[TASK TO CARRY OUT] Write out the material exactly. Do not include the pictures.

Stored dataset items

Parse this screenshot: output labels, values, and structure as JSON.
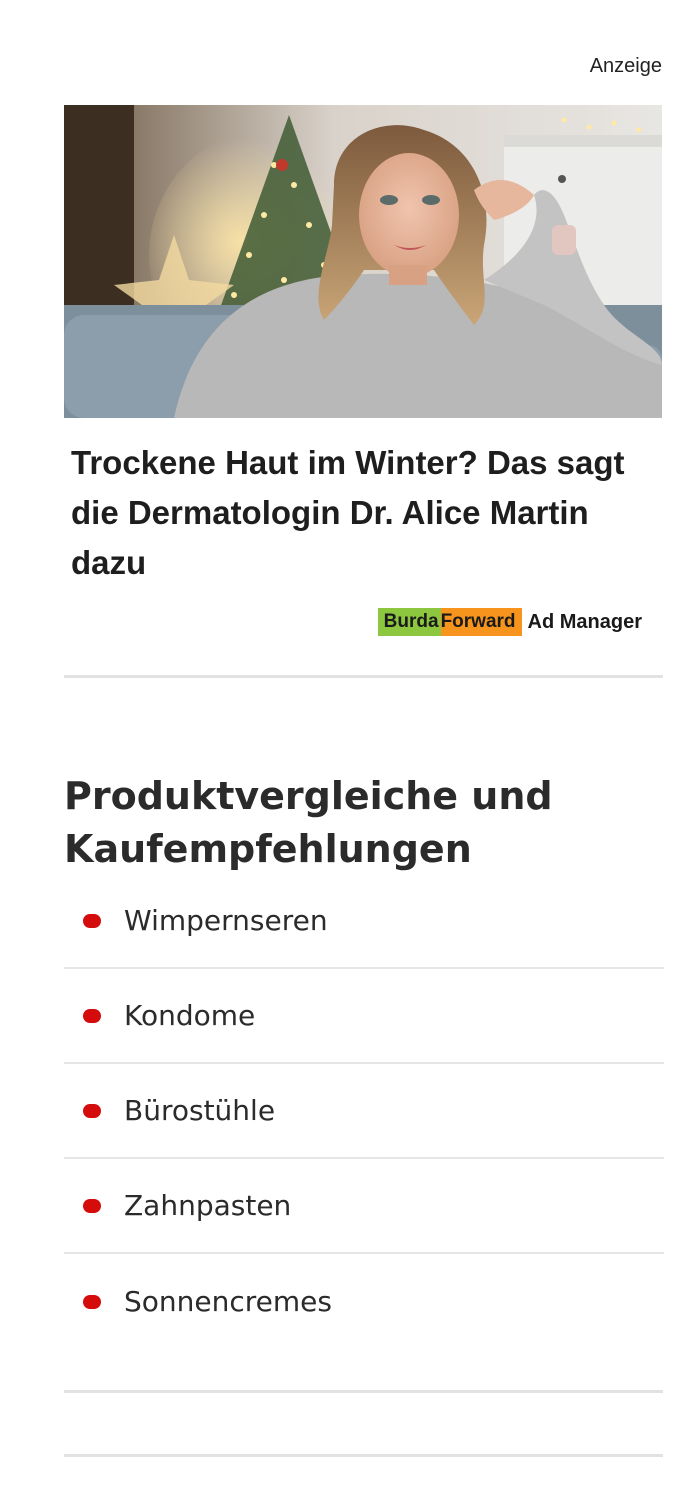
{
  "ad": {
    "label": "Anzeige",
    "headline": "Trockene Haut im Winter? Das sagt die Dermatologin Dr. Alice Martin dazu",
    "sponsor": {
      "badge_part1": "Burda",
      "badge_part2": "Forward",
      "text": "Ad Manager"
    },
    "colors": {
      "badge_green": "#8dc63f",
      "badge_orange": "#f7941d"
    }
  },
  "section": {
    "title": "Produktvergleiche und Kaufempfehlungen",
    "items": [
      {
        "label": "Wimpernseren"
      },
      {
        "label": "Kondome"
      },
      {
        "label": "Bürostühle"
      },
      {
        "label": "Zahnpasten"
      },
      {
        "label": "Sonnencremes"
      }
    ],
    "bullet_color": "#d50c0c"
  }
}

[SOLUTION]
Parse this screenshot: output labels, values, and structure as JSON.
{
  "ad": {
    "label": "Anzeige",
    "headline": "Trockene Haut im Winter? Das sagt die Dermatologin Dr. Alice Martin dazu",
    "sponsor": {
      "badge_part1": "Burda",
      "badge_part2": "Forward",
      "text": "Ad Manager"
    },
    "colors": {
      "badge_green": "#8dc63f",
      "badge_orange": "#f7941d"
    }
  },
  "section": {
    "title": "Produktvergleiche und Kaufempfehlungen",
    "items": [
      {
        "label": "Wimpernseren"
      },
      {
        "label": "Kondome"
      },
      {
        "label": "Bürostühle"
      },
      {
        "label": "Zahnpasten"
      },
      {
        "label": "Sonnencremes"
      }
    ],
    "bullet_color": "#d50c0c"
  }
}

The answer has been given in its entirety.